Task statement
Quote the listing below line for line and word for word, leaving out the picture.
** start Material provided **
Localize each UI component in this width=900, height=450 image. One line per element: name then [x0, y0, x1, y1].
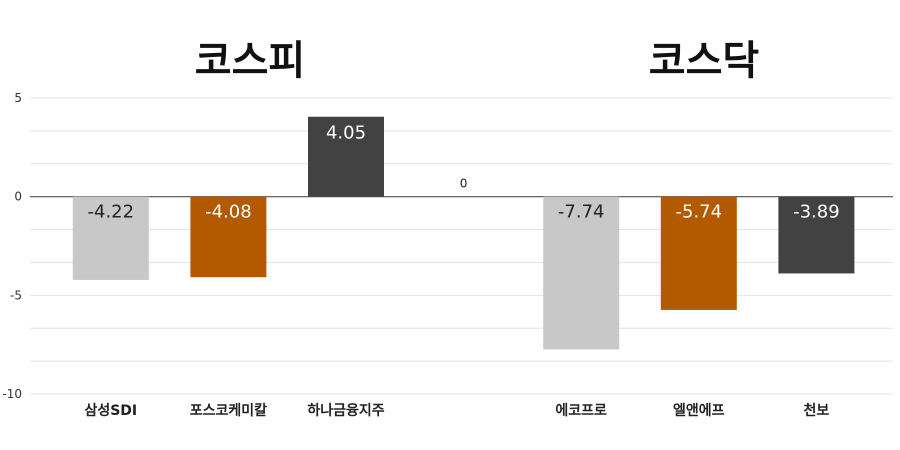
- bar: [190, 196, 267, 278]
- category-label: 천보: [804, 403, 830, 419]
- value-labels: -4.22 -4.08 4.05 -7.74 -5.74 -3.89 0: [88, 123, 840, 223]
- y-tick-label: -5: [10, 288, 22, 302]
- y-tick-label: 5: [14, 91, 22, 105]
- bar: [72, 196, 149, 280]
- category-label: 하나금융지주: [307, 402, 384, 419]
- category-label: 엘앤에프: [673, 402, 725, 419]
- bar: [778, 196, 855, 274]
- bars: [72, 116, 855, 350]
- y-tick-label: 0: [14, 190, 22, 204]
- category-label: 에코프로: [555, 403, 607, 419]
- gap-value-label: 0: [460, 177, 468, 191]
- category-label: 포스코케미칼: [190, 403, 267, 419]
- bar-value-label: -7.74: [558, 202, 605, 223]
- kosdaq-title: 코스닥: [648, 38, 760, 84]
- bar: [660, 196, 737, 310]
- bar-value-label: 4.05: [326, 123, 366, 144]
- bar-value-label: -3.89: [793, 202, 840, 223]
- kospi-title: 코스피: [194, 38, 306, 84]
- bar-value-label: -4.22: [88, 202, 135, 223]
- bar: [308, 116, 384, 197]
- y-axis-labels: 5 0 -5 -10: [2, 91, 22, 401]
- category-labels: 삼성SDI 포스코케미칼 하나금융지주 에코프로 엘앤에프 천보: [84, 402, 829, 419]
- gridlines: [30, 97, 893, 395]
- category-label: 삼성SDI: [84, 403, 137, 419]
- y-tick-label: -10: [2, 387, 22, 401]
- bar-value-label: -4.08: [205, 202, 252, 223]
- bar-value-label: -5.74: [676, 202, 723, 223]
- bar: [543, 196, 620, 350]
** end Material provided **
Solution
Localize each UI component in this width=900, height=450 image. One line per element: name then [x0, y0, x1, y1].
- bar: [190, 196, 267, 278]
- category-label: 천보: [804, 403, 830, 419]
- value-labels: -4.22 -4.08 4.05 -7.74 -5.74 -3.89 0: [88, 123, 840, 223]
- y-tick-label: -5: [10, 288, 22, 302]
- y-tick-label: 5: [14, 91, 22, 105]
- bar: [72, 196, 149, 280]
- category-label: 하나금융지주: [307, 402, 384, 419]
- category-label: 엘앤에프: [673, 402, 725, 419]
- bar: [778, 196, 855, 274]
- bars: [72, 116, 855, 350]
- y-tick-label: 0: [14, 190, 22, 204]
- category-label: 에코프로: [555, 403, 607, 419]
- gap-value-label: 0: [460, 177, 468, 191]
- category-label: 포스코케미칼: [190, 403, 267, 419]
- bar-value-label: -7.74: [558, 202, 605, 223]
- kosdaq-title: 코스닥: [648, 38, 760, 84]
- bar: [660, 196, 737, 310]
- bar-value-label: 4.05: [326, 123, 366, 144]
- bar-value-label: -3.89: [793, 202, 840, 223]
- kospi-title: 코스피: [194, 38, 306, 84]
- bar-value-label: -4.22: [88, 202, 135, 223]
- bar: [308, 116, 384, 197]
- y-axis-labels: 5 0 -5 -10: [2, 91, 22, 401]
- category-labels: 삼성SDI 포스코케미칼 하나금융지주 에코프로 엘앤에프 천보: [84, 402, 829, 419]
- gridlines: [30, 97, 893, 395]
- category-label: 삼성SDI: [84, 403, 137, 419]
- y-tick-label: -10: [2, 387, 22, 401]
- bar-value-label: -4.08: [205, 202, 252, 223]
- bar-value-label: -5.74: [676, 202, 723, 223]
- bar: [543, 196, 620, 350]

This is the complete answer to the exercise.